[Records from a dataset]
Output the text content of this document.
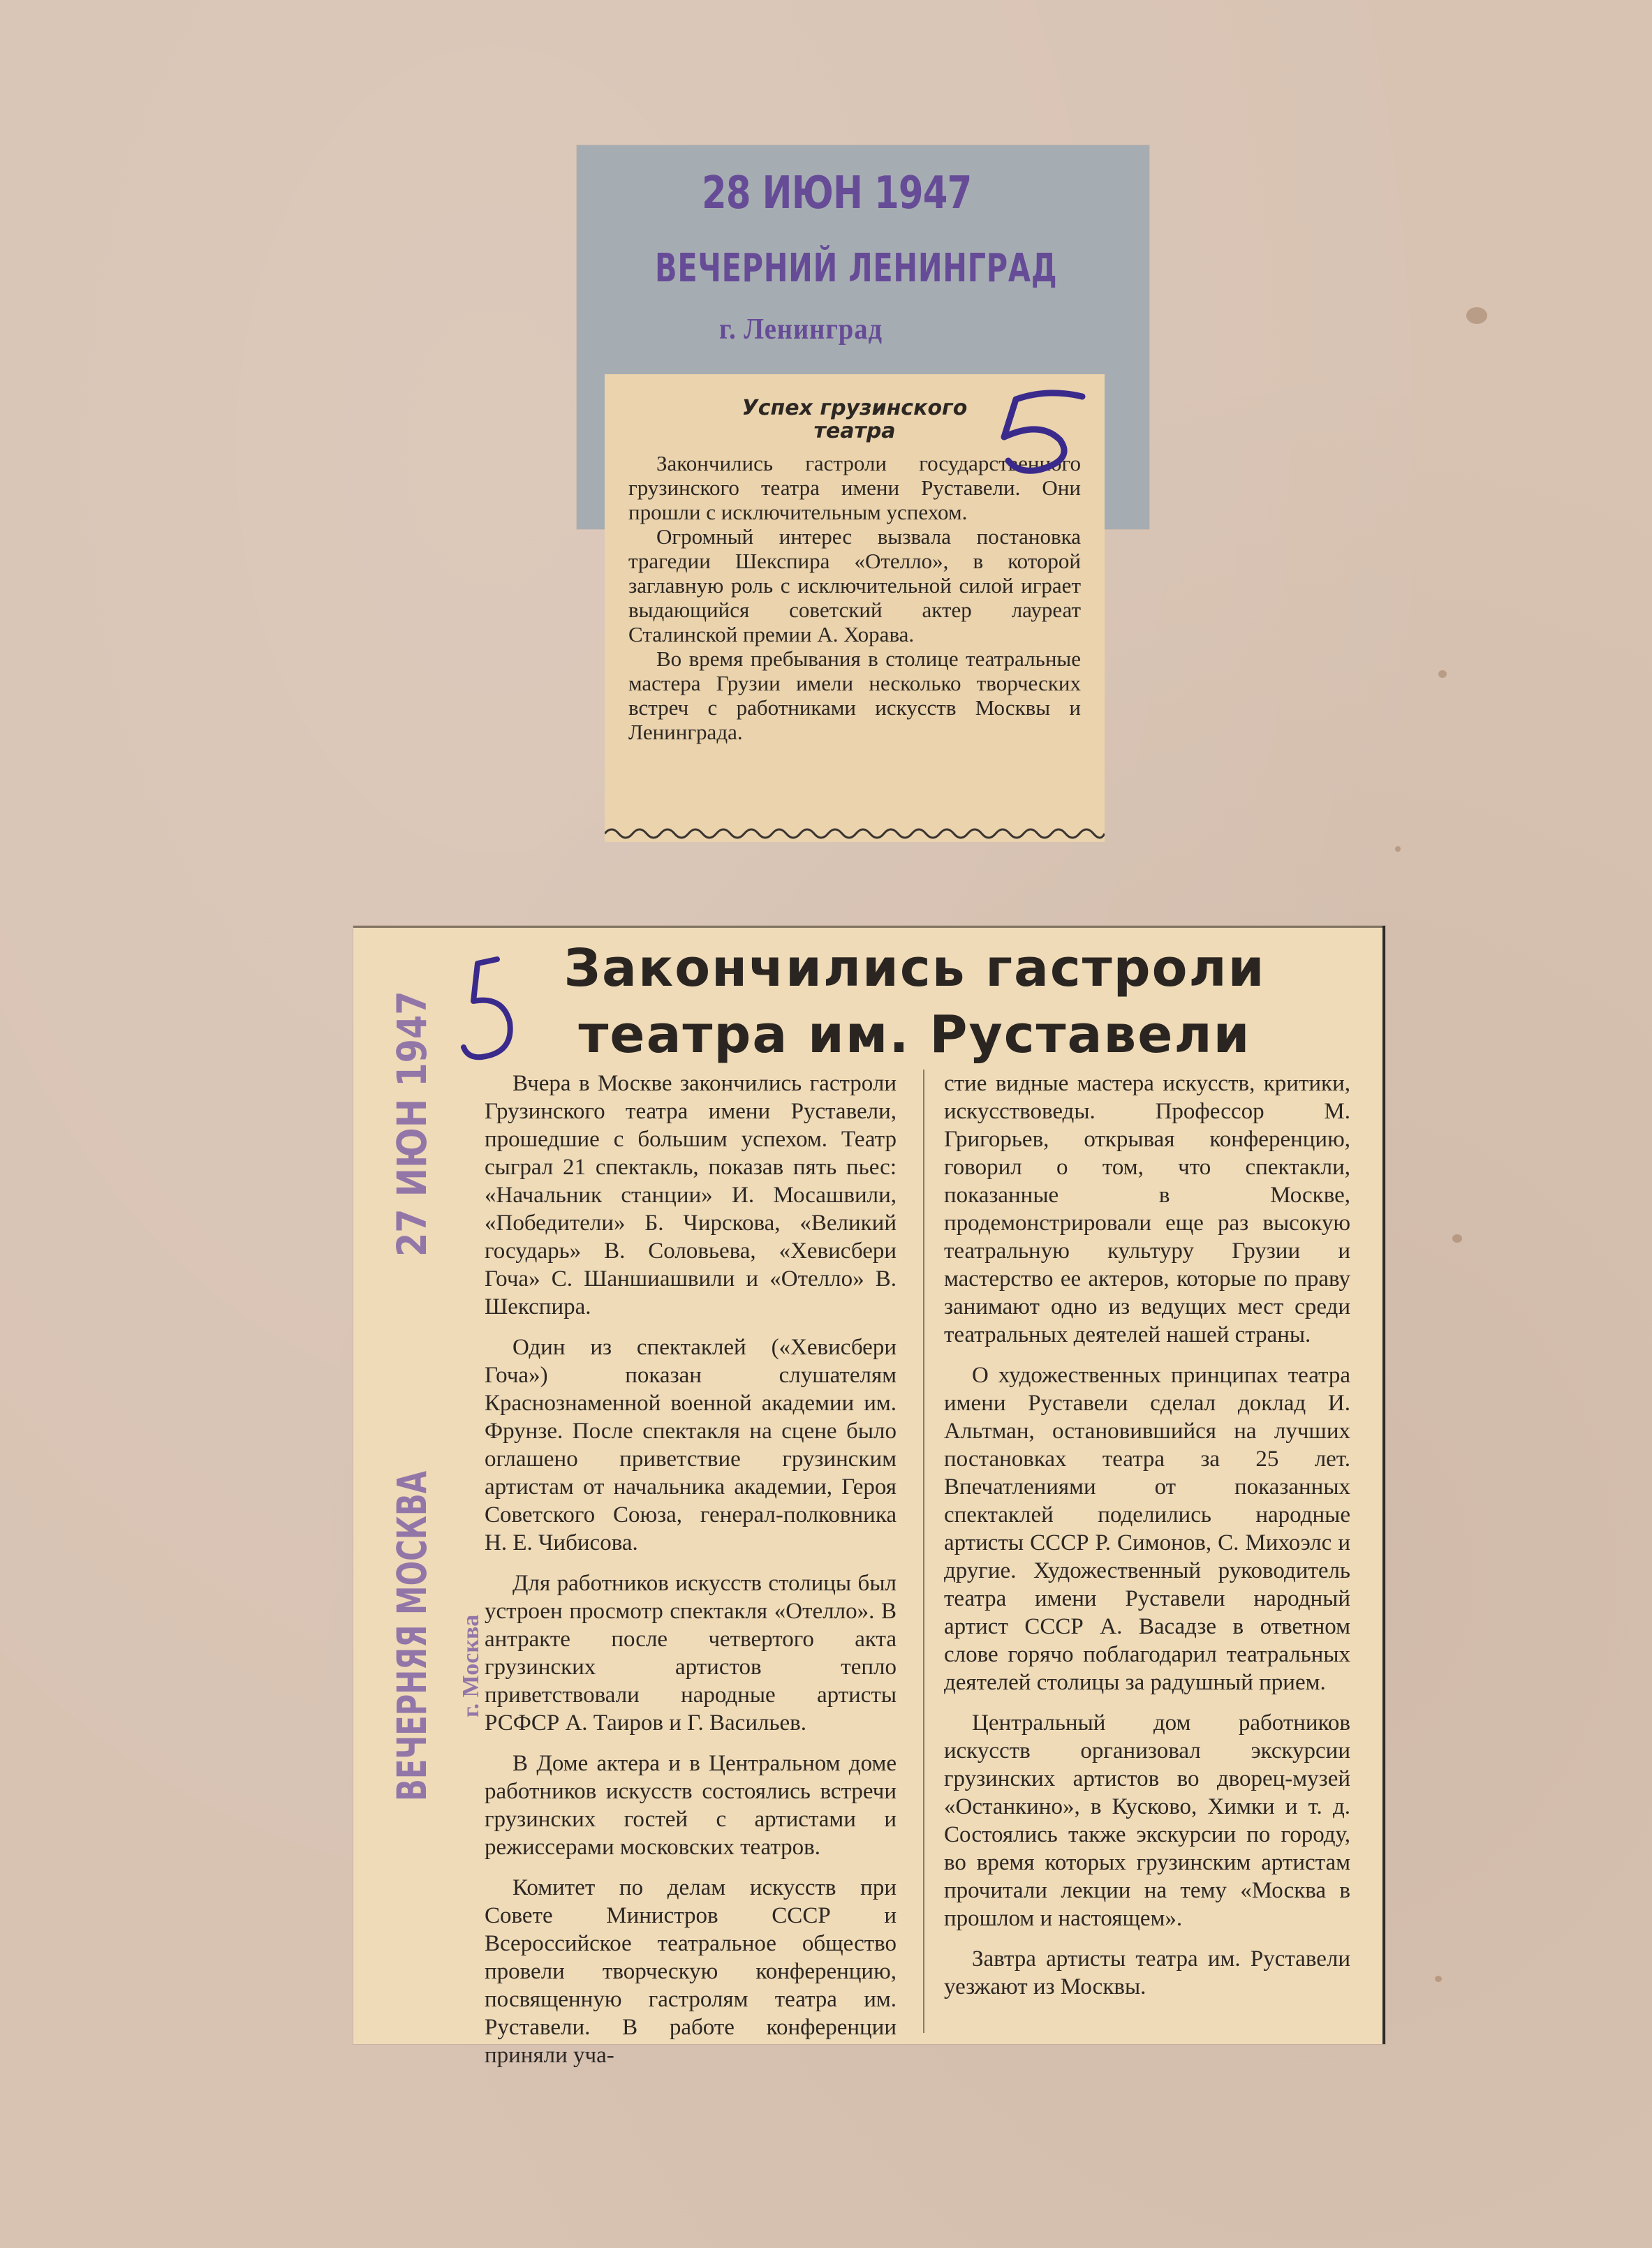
28 ИЮН 1947
ВЕЧЕРНИЙ ЛЕНИНГРАД
г. Ленинград
Успех грузинского
театра

Закончились гастроли государственного грузинского театра имени Руставели. Они прошли с исключительным успехом.

Огромный интерес вызвала постановка трагедии Шекспира «Отелло», в которой заглавную роль с исключительной силой играет выдающийся советский актер лауреат Сталинской премии А. Хорава.

Во время пребывания в столице театральные мастера Грузии имели несколько творческих встреч с работниками искусств Москвы и Ленинграда.

Закончились гастроли
театра им. Руставели

Вчера в Москве закончились гастроли Грузинского театра имени Руставели, прошедшие с большим успехом. Театр сыграл 21 спектакль, показав пять пьес: «Начальник станции» И. Мосашвили, «Победители» Б. Чирскова, «Великий государь» В. Соловьева, «Хевисбери Гоча» С. Шаншиашвили и «Отелло» В. Шекспира.

Один из спектаклей («Хевисбери Гоча») показан слушателям Краснознаменной военной академии им. Фрунзе. После спектакля на сцене было оглашено приветствие грузинским артистам от начальника академии, Героя Советского Союза, генерал-полковника Н. Е. Чибисова.

Для работников искусств столицы был устроен просмотр спектакля «Отелло». В антракте после четвертого акта грузинских артистов тепло приветствовали народные артисты РСФСР А. Таиров и Г. Васильев.

В Доме актера и в Центральном доме работников искусств состоялись встречи грузинских гостей с артистами и режиссерами московских театров.

Комитет по делам искусств при Совете Министров СССР и Всероссийское театральное общество провели творческую конференцию, посвященную гастролям театра им. Руставели. В работе конференции приняли уча-

стие видные мастера искусств, критики, искусствоведы. Профессор М. Григорьев, открывая конференцию, говорил о том, что спектакли, показанные в Москве, продемонстрировали еще раз высокую театральную культуру Грузии и мастерство ее актеров, которые по праву занимают одно из ведущих мест среди театральных деятелей нашей страны.

О художественных принципах театра имени Руставели сделал доклад И. Альтман, остановившийся на лучших постановках театра за 25 лет. Впечатлениями от показанных спектаклей поделились народные артисты СССР Р. Симонов, С. Михоэлс и другие. Художественный руководитель театра имени Руставели народный артист СССР А. Васадзе в ответном слове горячо поблагодарил театральных деятелей столицы за радушный прием.

Центральный дом работников искусств организовал экскурсии грузинских артистов во дворец-музей «Останкино», в Кусково, Химки и т. д. Состоялись также экскурсии по городу, во время которых грузинским артистам прочитали лекции на тему «Москва в прошлом и настоящем».

Завтра артисты театра им. Руставели уезжают из Москвы.

ВЕЧЕРНЯЯ МОСКВА г. Москва
27 ИЮН 1947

» **Challenge**
Gather each line of the listing that holds the string "Хевисбери".

» **Written reply**
Вчера в Москве закончились гастроли Грузинского театра имени Руставели, прошедшие с большим успехом. Театр сыграл 21 спектакль, показав пять пьес: «Начальник станции» И. Мосашвили, «Победители» Б. Чирскова, «Великий государь» В. Соловьева, «Хевисбери Гоча» С. Шаншиашвили и «Отелло» В. Шекспира.
Один из спектаклей («Хевисбери Гоча») показан слушателям Краснознаменной военной академии им. Фрунзе. После спектакля на сцене было оглашено приветствие грузинским артистам от начальника академии, Героя Советского Союза, генерал-полковника Н. Е. Чибисова.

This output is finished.